Task objective: From the entries that follow, gather each line holding the word "instagram".

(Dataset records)
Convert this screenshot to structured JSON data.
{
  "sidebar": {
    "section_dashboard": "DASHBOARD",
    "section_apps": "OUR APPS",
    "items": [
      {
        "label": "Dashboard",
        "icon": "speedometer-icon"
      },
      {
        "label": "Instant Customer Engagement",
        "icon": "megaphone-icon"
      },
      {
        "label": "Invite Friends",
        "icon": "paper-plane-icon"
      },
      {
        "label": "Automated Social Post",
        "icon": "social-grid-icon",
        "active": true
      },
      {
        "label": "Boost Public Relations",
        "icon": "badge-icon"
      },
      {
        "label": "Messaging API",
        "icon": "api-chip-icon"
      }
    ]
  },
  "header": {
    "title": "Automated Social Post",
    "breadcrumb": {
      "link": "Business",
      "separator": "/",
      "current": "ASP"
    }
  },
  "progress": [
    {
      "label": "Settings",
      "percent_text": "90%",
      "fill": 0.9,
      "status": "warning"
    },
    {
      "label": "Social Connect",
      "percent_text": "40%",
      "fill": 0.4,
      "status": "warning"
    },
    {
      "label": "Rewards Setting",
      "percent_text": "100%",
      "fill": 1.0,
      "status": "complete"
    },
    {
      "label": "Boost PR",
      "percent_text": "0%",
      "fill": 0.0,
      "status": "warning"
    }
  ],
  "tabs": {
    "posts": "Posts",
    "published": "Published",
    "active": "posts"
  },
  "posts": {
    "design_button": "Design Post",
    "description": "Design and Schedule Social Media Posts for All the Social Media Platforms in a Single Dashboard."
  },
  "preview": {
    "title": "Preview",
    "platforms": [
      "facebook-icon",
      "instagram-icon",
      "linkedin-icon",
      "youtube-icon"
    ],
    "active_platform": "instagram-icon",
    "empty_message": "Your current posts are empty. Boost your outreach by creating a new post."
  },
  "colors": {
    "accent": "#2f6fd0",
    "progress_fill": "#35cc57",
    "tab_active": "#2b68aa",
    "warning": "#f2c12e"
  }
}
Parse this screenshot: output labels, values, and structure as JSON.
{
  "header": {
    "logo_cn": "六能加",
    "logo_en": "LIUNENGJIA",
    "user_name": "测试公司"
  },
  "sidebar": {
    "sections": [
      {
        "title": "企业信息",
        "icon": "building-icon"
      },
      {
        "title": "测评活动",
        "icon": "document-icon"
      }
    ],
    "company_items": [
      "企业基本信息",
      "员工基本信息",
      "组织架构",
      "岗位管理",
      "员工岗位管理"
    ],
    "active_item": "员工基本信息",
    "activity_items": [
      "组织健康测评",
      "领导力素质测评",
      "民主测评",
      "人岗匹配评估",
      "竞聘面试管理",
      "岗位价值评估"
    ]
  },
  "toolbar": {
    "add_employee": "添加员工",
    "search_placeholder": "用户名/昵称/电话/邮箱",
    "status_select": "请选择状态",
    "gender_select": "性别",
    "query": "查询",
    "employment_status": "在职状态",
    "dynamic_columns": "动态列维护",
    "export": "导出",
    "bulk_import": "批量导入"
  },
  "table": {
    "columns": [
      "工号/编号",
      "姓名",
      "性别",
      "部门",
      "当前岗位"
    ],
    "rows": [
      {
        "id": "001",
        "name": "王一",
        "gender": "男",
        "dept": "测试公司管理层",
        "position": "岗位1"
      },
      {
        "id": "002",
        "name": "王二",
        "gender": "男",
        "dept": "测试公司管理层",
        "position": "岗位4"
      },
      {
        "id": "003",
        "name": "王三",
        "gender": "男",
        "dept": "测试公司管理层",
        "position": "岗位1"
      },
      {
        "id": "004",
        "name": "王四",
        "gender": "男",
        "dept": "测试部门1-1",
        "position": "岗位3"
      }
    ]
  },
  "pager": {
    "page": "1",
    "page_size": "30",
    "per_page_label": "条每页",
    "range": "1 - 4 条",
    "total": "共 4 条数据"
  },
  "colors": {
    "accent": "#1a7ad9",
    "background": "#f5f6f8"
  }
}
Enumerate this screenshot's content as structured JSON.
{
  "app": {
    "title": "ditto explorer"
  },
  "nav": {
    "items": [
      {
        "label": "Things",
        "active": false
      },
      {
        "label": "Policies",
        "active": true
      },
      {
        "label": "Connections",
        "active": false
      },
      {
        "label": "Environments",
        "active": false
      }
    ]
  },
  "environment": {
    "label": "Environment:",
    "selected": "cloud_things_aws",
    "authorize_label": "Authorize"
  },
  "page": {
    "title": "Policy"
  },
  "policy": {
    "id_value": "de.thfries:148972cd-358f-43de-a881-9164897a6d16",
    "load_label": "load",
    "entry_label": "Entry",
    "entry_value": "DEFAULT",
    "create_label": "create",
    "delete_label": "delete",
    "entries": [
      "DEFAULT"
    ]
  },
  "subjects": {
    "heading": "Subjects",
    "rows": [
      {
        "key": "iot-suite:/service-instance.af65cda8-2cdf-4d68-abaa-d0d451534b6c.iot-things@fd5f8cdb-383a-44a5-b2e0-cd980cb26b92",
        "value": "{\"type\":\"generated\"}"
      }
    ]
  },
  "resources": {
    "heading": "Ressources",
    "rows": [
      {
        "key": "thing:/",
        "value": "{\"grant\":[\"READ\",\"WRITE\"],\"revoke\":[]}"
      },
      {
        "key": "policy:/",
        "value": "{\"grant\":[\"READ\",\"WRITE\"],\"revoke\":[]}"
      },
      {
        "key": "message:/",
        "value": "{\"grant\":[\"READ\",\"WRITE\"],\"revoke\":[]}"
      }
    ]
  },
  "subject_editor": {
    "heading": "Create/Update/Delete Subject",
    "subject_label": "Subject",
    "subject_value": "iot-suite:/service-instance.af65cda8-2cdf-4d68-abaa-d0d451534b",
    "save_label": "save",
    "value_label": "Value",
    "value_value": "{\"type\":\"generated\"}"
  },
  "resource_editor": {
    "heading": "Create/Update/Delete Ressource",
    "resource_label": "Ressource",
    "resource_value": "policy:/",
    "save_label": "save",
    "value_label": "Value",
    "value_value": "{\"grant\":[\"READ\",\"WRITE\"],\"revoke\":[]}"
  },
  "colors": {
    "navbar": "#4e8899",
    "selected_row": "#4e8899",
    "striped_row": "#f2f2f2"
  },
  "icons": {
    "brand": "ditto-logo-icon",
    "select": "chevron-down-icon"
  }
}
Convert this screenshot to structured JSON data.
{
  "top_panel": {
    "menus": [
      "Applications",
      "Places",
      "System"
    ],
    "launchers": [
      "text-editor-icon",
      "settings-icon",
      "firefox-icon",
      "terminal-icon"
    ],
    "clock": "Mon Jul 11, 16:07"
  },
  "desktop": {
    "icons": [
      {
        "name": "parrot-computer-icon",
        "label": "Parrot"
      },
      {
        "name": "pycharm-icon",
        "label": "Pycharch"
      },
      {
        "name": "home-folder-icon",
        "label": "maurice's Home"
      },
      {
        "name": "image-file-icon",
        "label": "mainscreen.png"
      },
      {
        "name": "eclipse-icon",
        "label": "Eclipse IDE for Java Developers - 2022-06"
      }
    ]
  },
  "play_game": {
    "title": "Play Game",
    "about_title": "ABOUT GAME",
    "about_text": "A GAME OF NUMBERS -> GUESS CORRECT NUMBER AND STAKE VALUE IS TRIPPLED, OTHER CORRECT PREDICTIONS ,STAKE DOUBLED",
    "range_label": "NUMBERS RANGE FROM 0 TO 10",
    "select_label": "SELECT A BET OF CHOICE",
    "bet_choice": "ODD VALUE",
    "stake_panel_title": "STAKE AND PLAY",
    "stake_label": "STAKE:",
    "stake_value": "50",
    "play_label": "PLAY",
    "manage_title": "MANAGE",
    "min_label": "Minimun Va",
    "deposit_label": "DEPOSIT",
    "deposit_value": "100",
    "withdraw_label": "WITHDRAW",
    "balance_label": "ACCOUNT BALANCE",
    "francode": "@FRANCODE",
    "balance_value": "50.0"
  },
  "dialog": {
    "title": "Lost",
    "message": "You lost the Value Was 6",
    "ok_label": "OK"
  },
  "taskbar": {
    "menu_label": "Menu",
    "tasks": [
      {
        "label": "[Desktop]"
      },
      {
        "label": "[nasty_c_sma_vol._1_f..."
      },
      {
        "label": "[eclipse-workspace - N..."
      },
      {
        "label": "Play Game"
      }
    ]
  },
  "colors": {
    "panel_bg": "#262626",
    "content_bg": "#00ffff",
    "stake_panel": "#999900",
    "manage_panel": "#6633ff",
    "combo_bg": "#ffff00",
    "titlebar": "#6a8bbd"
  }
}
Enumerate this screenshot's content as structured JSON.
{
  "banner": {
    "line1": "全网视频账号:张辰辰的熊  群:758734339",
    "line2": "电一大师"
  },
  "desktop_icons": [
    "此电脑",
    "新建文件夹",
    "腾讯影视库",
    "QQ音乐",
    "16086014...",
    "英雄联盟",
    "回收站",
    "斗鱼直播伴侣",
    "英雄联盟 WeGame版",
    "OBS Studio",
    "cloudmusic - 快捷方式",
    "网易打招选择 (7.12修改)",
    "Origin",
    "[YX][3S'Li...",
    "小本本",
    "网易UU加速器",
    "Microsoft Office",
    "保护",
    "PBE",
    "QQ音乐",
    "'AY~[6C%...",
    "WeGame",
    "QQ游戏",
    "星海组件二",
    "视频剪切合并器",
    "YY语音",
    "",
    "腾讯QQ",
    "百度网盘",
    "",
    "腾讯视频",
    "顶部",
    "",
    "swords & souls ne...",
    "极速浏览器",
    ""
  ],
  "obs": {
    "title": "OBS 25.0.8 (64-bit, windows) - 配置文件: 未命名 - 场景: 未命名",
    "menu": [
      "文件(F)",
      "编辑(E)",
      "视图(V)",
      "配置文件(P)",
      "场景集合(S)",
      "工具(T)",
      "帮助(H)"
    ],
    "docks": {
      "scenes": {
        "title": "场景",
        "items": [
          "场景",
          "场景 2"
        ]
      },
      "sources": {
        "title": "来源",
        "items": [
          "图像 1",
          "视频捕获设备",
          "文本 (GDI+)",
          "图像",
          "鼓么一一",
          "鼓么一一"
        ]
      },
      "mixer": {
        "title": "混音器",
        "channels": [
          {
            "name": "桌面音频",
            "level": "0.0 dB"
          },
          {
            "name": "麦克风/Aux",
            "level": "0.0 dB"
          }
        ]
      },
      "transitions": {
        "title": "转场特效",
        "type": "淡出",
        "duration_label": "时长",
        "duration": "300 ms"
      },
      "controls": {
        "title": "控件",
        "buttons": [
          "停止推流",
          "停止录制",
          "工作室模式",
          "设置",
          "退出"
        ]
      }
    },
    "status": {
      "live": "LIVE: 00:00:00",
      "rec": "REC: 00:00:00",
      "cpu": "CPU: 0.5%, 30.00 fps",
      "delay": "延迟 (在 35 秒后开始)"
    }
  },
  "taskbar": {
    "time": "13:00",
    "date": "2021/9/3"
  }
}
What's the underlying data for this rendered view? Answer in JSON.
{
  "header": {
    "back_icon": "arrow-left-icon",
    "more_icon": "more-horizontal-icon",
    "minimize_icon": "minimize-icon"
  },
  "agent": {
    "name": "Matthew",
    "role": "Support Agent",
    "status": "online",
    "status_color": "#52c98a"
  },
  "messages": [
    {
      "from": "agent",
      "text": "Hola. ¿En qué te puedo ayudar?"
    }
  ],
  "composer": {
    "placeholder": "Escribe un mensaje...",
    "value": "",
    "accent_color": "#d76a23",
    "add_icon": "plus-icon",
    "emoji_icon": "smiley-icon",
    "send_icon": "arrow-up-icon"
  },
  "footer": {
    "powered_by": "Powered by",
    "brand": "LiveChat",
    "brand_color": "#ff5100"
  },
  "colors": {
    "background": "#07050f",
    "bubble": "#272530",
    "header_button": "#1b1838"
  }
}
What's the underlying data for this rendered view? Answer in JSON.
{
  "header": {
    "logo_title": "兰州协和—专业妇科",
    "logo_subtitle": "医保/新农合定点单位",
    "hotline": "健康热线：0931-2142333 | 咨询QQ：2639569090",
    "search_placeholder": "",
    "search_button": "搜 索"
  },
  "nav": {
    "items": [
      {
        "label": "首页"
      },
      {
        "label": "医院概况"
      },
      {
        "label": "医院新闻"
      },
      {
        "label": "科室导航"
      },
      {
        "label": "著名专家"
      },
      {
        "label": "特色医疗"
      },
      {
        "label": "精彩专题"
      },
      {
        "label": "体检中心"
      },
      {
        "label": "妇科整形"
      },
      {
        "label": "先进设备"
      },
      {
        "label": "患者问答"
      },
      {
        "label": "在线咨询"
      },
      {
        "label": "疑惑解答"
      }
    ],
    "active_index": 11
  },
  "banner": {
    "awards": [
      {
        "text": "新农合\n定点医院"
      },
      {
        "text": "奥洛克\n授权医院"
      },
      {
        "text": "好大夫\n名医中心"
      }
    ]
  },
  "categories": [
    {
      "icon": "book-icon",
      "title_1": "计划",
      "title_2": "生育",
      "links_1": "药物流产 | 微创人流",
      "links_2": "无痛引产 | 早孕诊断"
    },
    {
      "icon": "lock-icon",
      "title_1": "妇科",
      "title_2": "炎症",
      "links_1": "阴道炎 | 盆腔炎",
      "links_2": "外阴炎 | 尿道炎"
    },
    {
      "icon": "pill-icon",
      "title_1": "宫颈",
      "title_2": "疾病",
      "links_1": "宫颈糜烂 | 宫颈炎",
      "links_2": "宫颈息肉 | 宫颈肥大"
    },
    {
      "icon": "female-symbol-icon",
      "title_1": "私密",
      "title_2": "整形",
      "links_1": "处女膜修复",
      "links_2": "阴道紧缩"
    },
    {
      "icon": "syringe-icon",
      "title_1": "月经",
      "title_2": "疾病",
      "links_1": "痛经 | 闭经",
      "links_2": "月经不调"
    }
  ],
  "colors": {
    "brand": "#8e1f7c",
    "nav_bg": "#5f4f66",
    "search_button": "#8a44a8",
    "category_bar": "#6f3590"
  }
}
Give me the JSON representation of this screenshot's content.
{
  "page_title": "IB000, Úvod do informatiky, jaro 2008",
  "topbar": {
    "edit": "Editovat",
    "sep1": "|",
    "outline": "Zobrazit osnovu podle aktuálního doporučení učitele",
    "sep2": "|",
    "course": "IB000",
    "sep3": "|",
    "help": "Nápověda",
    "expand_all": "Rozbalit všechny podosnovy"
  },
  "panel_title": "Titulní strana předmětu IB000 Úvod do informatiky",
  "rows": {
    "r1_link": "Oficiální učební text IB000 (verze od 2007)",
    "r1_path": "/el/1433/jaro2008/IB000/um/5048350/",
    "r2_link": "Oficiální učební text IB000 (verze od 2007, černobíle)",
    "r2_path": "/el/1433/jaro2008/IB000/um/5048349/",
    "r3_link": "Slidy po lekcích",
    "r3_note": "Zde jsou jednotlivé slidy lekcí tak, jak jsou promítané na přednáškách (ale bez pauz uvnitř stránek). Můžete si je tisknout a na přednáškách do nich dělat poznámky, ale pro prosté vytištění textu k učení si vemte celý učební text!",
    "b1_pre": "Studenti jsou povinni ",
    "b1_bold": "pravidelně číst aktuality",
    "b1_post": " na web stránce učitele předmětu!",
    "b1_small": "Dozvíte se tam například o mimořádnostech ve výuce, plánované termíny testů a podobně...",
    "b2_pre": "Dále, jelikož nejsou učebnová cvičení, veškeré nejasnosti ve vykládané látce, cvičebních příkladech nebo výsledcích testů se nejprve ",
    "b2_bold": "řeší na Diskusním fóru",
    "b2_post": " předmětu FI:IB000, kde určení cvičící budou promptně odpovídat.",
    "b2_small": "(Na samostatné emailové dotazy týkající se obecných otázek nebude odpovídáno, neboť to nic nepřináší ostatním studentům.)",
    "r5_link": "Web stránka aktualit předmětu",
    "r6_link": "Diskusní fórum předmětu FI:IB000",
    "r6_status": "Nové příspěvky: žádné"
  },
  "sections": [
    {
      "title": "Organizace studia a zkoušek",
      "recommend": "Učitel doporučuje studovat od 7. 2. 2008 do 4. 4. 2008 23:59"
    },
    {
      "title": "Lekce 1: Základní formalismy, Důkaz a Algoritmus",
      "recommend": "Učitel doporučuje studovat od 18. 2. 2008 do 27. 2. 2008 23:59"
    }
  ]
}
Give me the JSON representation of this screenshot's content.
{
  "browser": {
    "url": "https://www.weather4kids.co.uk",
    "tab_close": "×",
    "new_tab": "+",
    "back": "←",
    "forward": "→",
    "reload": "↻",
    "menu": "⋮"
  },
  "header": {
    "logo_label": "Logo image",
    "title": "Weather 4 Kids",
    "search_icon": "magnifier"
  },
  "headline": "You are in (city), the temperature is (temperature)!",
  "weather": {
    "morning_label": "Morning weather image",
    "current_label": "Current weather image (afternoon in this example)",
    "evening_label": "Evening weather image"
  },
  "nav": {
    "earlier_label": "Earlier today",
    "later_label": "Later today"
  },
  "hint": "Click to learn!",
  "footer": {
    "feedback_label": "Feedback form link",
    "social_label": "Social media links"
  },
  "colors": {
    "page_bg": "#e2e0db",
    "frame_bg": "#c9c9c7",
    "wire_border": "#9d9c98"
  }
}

Reply:
      "instagram-icon",
    "active_platform": "instagram-icon",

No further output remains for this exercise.